▶ Data shown:
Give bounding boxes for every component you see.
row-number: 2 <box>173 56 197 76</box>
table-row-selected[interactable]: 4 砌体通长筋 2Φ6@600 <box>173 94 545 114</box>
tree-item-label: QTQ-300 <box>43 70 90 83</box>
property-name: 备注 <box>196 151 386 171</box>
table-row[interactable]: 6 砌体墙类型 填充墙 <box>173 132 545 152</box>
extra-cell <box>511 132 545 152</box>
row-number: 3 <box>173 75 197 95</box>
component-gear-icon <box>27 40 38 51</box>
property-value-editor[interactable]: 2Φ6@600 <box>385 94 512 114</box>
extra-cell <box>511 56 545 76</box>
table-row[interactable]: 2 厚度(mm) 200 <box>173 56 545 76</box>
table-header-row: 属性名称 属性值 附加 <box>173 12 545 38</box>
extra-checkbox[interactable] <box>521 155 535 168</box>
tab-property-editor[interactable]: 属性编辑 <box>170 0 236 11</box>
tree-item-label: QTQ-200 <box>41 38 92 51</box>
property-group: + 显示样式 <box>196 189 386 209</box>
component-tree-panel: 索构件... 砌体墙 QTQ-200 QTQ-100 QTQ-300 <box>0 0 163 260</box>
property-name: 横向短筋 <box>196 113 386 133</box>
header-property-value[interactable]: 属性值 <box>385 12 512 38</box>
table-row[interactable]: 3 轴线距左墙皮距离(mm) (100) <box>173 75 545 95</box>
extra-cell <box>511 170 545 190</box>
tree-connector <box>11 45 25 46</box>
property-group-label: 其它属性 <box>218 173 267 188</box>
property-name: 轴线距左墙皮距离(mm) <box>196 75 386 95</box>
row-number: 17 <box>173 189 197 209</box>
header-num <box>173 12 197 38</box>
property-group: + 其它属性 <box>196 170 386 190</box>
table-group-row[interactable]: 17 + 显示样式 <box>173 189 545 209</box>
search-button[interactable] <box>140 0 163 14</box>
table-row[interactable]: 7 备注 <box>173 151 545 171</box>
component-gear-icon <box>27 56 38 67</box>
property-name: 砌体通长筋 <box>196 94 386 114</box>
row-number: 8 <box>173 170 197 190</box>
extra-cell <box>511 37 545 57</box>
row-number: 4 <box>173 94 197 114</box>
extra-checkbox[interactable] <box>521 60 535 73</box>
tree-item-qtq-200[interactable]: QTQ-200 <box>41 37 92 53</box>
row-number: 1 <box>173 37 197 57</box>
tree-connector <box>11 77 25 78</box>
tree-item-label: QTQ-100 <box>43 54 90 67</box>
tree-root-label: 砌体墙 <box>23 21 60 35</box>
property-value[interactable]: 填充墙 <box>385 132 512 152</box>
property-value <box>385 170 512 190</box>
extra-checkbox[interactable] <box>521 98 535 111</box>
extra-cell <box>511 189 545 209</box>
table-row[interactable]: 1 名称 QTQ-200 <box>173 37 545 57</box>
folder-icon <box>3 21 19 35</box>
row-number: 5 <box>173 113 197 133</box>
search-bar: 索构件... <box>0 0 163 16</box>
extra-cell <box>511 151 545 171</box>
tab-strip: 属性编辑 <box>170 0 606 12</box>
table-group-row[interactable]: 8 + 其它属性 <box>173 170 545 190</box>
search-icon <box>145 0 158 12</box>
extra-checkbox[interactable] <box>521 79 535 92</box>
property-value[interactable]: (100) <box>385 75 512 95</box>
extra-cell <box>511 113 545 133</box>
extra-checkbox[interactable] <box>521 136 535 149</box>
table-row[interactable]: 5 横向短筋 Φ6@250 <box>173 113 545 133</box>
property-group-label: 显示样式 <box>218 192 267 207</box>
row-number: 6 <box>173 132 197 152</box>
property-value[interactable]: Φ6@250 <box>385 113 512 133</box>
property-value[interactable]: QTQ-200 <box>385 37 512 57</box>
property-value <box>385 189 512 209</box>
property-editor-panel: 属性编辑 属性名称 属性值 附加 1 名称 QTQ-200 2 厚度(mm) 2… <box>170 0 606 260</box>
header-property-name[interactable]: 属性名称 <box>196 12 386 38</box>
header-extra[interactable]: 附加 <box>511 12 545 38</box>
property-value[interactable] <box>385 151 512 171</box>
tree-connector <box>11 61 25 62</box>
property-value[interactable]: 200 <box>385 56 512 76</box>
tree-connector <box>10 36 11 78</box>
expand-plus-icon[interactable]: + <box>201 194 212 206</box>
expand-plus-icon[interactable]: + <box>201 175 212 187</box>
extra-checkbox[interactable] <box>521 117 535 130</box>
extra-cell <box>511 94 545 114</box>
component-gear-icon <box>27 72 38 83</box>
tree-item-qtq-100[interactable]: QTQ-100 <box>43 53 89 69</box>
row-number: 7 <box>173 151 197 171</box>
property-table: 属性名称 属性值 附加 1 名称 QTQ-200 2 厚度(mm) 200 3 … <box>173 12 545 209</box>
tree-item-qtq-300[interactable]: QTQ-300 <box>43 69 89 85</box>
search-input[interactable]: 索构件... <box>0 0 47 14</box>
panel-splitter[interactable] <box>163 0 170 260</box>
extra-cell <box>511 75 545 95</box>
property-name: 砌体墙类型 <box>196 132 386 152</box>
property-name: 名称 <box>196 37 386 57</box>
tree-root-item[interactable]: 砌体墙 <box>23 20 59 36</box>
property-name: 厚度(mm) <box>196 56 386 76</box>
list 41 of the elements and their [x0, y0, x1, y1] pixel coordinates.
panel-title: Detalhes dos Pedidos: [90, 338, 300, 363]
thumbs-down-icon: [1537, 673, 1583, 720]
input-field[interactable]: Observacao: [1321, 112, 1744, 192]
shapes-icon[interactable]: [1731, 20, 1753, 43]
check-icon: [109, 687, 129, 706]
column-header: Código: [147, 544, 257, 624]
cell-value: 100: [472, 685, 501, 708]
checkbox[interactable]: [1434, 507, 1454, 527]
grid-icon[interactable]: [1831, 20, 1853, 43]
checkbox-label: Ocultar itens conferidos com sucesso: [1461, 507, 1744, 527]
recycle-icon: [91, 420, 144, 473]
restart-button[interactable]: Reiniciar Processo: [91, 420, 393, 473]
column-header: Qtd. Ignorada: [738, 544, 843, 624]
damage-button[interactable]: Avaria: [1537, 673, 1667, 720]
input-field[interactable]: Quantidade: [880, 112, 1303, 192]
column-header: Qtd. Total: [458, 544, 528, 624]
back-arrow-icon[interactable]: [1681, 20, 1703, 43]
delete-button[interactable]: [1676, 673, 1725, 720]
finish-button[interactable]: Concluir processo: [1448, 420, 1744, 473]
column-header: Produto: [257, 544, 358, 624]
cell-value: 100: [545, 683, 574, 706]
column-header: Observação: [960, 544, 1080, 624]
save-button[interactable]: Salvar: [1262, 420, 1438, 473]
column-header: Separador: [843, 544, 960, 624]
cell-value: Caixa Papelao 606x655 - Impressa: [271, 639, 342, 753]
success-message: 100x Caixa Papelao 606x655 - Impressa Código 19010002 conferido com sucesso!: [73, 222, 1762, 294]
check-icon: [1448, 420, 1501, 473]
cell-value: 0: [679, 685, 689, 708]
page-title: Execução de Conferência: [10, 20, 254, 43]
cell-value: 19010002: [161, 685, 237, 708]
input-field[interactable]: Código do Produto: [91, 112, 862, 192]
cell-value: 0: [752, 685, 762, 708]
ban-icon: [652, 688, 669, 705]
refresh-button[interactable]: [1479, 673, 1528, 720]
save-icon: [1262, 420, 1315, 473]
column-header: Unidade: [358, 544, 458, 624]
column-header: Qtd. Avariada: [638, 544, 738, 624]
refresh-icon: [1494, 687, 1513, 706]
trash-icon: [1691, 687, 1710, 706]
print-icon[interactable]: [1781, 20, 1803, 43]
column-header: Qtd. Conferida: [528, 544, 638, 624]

▶ Given task: Arrange the lines above, from the first one up to and including the line with "property-group: + 显示样式", as a Markdown table with the columns Row and Line. Leave out any blank lines.

▶ Output of the task:
| Row | Line |
|---|---|
| 1 | Give bounding boxes for every component you see. |
| 2 | row-number: 2 <box>173 56 197 76</box> |
| 3 | table-row-selected[interactable]: 4 砌体通长筋 2Φ6@600 <box>173 94 545 114</box> |
| 4 | tree-item-label: QTQ-300 <box>43 70 90 83</box> |
| 5 | property-name: 备注 <box>196 151 386 171</box> |
| 6 | table-row[interactable]: 6 砌体墙类型 填充墙 <box>173 132 545 152</box> |
| 7 | extra-cell <box>511 132 545 152</box> |
| 8 | row-number: 3 <box>173 75 197 95</box> |
| 9 | component-gear-icon <box>27 40 38 51</box> |
| 10 | property-value-editor[interactable]: 2Φ6@600 <box>385 94 512 114</box> |
| 11 | extra-cell <box>511 56 545 76</box> |
| 12 | table-row[interactable]: 2 厚度(mm) 200 <box>173 56 545 76</box> |
| 13 | table-header-row: 属性名称 属性值 附加 <box>173 12 545 38</box> |
| 14 | extra-checkbox[interactable] <box>521 155 535 168</box> |
| 15 | tab-property-editor[interactable]: 属性编辑 <box>170 0 236 11</box> |
| 16 | tree-item-label: QTQ-200 <box>41 38 92 51</box> |
| 17 | property-group: + 显示样式 <box>196 189 386 209</box> |